# [The problem]
Write out every line of the listing below with no changes, leaving out the pictures.

# [Rows from a layout dataset]
__________

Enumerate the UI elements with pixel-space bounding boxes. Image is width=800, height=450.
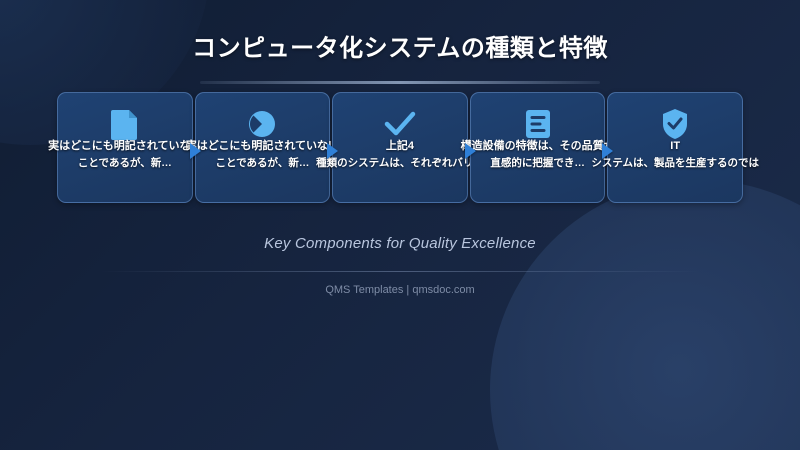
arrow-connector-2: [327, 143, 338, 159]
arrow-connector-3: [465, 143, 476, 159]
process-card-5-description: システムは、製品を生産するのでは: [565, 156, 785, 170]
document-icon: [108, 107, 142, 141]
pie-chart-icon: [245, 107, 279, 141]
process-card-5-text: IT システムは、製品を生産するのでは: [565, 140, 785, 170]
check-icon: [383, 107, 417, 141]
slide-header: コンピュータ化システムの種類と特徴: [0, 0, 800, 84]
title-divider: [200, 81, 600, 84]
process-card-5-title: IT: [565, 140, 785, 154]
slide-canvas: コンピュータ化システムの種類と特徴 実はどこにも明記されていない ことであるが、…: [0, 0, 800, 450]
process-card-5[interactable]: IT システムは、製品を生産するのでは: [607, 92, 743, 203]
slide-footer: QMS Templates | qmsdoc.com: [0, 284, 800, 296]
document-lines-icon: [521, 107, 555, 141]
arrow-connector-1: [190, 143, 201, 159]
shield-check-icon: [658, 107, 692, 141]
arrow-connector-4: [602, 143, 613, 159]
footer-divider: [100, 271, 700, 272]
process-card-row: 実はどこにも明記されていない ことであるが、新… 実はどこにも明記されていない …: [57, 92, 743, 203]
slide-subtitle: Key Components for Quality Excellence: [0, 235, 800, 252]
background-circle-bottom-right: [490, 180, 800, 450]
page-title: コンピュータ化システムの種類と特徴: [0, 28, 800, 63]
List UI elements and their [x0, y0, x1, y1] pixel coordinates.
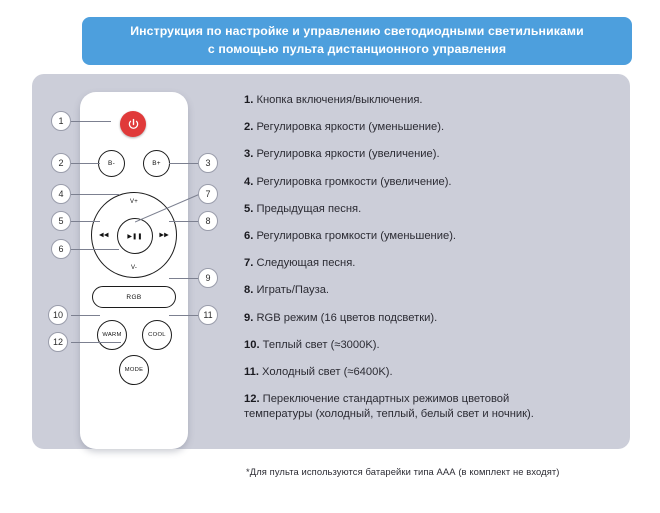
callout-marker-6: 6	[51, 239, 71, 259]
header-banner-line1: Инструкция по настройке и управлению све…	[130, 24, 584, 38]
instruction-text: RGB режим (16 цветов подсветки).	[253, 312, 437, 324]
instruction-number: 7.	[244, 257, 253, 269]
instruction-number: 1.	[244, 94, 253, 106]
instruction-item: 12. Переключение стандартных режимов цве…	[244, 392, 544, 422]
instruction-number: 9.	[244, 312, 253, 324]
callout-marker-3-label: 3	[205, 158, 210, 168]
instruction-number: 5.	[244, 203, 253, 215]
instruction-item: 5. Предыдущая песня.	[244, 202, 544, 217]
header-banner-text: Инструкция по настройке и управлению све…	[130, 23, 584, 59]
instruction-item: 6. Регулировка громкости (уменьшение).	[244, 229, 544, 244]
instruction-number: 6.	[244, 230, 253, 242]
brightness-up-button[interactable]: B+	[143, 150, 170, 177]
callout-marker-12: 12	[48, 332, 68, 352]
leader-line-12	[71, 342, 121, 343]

__________

# [Solution to this task]
Enumerate the UI elements with pixel-space bounding boxes. Image is width=800, height=450.
arrow-connector-2: [327, 143, 338, 159]
arrow-connector-3: [465, 143, 476, 159]
process-card-5-description: システムは、製品を生産するのでは: [565, 156, 785, 170]
document-icon: [108, 107, 142, 141]
pie-chart-icon: [245, 107, 279, 141]
process-card-5-text: IT システムは、製品を生産するのでは: [565, 140, 785, 170]
check-icon: [383, 107, 417, 141]
slide-header: コンピュータ化システムの種類と特徴: [0, 0, 800, 84]
title-divider: [200, 81, 600, 84]
process-card-5-title: IT: [565, 140, 785, 154]
slide-canvas: コンピュータ化システムの種類と特徴 実はどこにも明記されていない ことであるが、…: [0, 0, 800, 450]
process-card-5[interactable]: IT システムは、製品を生産するのでは: [607, 92, 743, 203]
slide-footer: QMS Templates | qmsdoc.com: [0, 284, 800, 296]
document-lines-icon: [521, 107, 555, 141]
arrow-connector-1: [190, 143, 201, 159]
shield-check-icon: [658, 107, 692, 141]
arrow-connector-4: [602, 143, 613, 159]
footer-divider: [100, 271, 700, 272]
process-card-row: 実はどこにも明記されていない ことであるが、新… 実はどこにも明記されていない …: [57, 92, 743, 203]
slide-subtitle: Key Components for Quality Excellence: [0, 235, 800, 252]
background-circle-bottom-right: [490, 180, 800, 450]
page-title: コンピュータ化システムの種類と特徴: [0, 28, 800, 63]
List UI elements and their [x0, y0, x1, y1] pixel coordinates.
callout-marker-6: 6	[51, 239, 71, 259]
header-banner-line1: Инструкция по настройке и управлению све…	[130, 24, 584, 38]
instruction-text: RGB режим (16 цветов подсветки).	[253, 312, 437, 324]
instruction-number: 7.	[244, 257, 253, 269]
instruction-number: 1.	[244, 94, 253, 106]
instruction-item: 12. Переключение стандартных режимов цве…	[244, 392, 544, 422]
instruction-number: 9.	[244, 312, 253, 324]
callout-marker-3-label: 3	[205, 158, 210, 168]
instruction-number: 5.	[244, 203, 253, 215]
instruction-item: 5. Предыдущая песня.	[244, 202, 544, 217]
header-banner-text: Инструкция по настройке и управлению све…	[130, 23, 584, 59]
instruction-item: 6. Регулировка громкости (уменьшение).	[244, 229, 544, 244]
instruction-number: 6.	[244, 230, 253, 242]
brightness-up-button[interactable]: B+	[143, 150, 170, 177]
callout-marker-12: 12	[48, 332, 68, 352]
leader-line-12	[71, 342, 121, 343]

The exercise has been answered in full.